Alexandra Singer, 29, suffered long-term memory loss after a near-fatal attack of cerebral lupus in 2008 and had no idea she had begun work on a book.
She was told by doctors she might never walk again and spent months fighting paralysis in hospital by breathing through a tracheotomy tube.
While in hospital, her brother, Joshua, found the notes to the novel, Tea at the Grand Tazi, while clearing out her London flat.
Ms Singer, from Cheadle, Greater Manchester, then taught herself to write again as she returned to the book.
She said: "When I woke from the coma I was in and out of consciousness for months. I suffered long-term memory loss. I had a memory of writing, but I thought I was dreaming. Then my brother brought me this draft with 10,000 words in disjointed notes.
"It was like reading someone else's words. I'd had the idea for the book before the illness but was too busy training as a lawyer to write it.
"The prospect of finishing it inspired me to relearn how to write."
Completing the novel, about a young expat, Maia, who travels to Morocco and succumbs to the city's seedy underbelly, proved tortuous. Ms Singer said: "The physical act of writing was very painful because my hands wouldn't do what I wanted them to do.

SUPPLIED MATERIAL:
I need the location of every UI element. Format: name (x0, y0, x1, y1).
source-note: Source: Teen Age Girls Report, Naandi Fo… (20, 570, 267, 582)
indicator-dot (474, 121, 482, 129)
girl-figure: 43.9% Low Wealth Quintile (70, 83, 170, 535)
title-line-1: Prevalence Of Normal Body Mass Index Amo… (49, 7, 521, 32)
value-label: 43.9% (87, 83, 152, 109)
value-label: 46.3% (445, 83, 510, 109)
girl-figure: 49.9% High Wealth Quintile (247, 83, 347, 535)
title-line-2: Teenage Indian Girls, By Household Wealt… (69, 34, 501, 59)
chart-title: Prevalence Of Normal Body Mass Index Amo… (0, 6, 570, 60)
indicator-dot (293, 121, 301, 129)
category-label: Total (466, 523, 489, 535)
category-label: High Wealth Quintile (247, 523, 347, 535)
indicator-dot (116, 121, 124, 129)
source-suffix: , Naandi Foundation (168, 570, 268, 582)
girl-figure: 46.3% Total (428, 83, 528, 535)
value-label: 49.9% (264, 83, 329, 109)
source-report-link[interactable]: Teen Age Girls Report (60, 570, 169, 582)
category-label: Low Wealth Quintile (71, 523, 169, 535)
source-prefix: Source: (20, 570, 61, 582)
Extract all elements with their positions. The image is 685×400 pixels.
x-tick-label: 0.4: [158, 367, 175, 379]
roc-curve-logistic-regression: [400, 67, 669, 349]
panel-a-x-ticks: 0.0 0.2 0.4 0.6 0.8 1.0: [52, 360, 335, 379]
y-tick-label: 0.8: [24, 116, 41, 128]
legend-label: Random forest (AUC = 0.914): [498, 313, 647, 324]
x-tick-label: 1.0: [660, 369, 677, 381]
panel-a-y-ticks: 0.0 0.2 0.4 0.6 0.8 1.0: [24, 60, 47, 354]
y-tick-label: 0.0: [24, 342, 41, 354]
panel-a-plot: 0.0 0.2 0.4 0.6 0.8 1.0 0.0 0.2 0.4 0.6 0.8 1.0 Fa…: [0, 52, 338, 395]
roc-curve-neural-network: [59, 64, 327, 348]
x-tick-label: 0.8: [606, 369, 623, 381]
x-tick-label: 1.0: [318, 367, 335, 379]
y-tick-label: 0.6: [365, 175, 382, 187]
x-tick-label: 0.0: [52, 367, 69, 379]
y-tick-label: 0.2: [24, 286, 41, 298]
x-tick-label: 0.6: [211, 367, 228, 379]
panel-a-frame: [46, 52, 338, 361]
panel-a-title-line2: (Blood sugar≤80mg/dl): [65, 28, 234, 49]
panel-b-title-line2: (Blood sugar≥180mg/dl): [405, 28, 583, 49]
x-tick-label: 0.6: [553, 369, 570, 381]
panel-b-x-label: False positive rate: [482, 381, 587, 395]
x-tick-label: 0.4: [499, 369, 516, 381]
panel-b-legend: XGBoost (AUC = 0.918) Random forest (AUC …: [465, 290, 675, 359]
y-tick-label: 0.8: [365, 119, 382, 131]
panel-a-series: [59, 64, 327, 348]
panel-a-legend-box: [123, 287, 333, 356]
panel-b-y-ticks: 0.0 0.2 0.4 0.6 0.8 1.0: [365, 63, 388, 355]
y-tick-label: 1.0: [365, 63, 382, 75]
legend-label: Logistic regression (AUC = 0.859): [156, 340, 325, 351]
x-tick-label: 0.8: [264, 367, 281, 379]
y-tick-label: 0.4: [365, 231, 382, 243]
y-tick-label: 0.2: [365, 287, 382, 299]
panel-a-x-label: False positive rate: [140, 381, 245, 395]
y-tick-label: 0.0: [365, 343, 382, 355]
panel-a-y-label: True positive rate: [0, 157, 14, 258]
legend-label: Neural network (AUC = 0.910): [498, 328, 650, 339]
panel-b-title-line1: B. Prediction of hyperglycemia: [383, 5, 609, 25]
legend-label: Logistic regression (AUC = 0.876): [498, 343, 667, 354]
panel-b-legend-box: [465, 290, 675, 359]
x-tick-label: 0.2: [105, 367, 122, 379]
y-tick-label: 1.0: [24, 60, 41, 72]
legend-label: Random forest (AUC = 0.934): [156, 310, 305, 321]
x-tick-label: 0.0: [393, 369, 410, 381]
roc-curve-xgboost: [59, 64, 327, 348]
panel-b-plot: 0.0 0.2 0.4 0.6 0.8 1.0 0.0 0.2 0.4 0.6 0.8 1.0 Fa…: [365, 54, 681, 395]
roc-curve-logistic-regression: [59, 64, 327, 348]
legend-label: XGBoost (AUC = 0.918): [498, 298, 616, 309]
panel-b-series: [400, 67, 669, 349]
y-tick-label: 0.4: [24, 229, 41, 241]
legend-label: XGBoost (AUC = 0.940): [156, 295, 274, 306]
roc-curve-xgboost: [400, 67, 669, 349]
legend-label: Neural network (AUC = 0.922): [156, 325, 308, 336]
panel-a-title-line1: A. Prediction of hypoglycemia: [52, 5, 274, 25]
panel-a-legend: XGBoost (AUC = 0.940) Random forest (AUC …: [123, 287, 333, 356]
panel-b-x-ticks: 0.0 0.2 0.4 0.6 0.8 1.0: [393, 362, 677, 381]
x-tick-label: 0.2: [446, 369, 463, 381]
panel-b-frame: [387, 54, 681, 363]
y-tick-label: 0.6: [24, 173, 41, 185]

REQUIRED WORK:
1) In the passage about Alexandra Singer's novel, who found her notes for the book, and where?
2) Extend the account of Alexandra Singer and her novel by writing what comes after its final sentence.

ANSWERS FOR THIS EXERCISE:
1) Her brother, Joshua, found them while clearing out her London flat.

2)
"The doctors thought I would be brain-damaged and for six months I was paralysed and couldn't speak.
"I can't write on a laptop, I like to write with a pen. Gradually it became more natural."
The former trainee corporate lawyer is now studying for a Master's degree in healthcare law and ethics at the University of Manchester's School of Law.
Ms Singer is continuing to undergo physiotherapy in the hope of walking again. She still requires a wheelchair whilst neurosurgeons try and diagnose the spasticity in her legs.
Her book is published by Legend Press, whose stable includes best-selling authors such as Bonnie Greer. She already has plans for a second novel.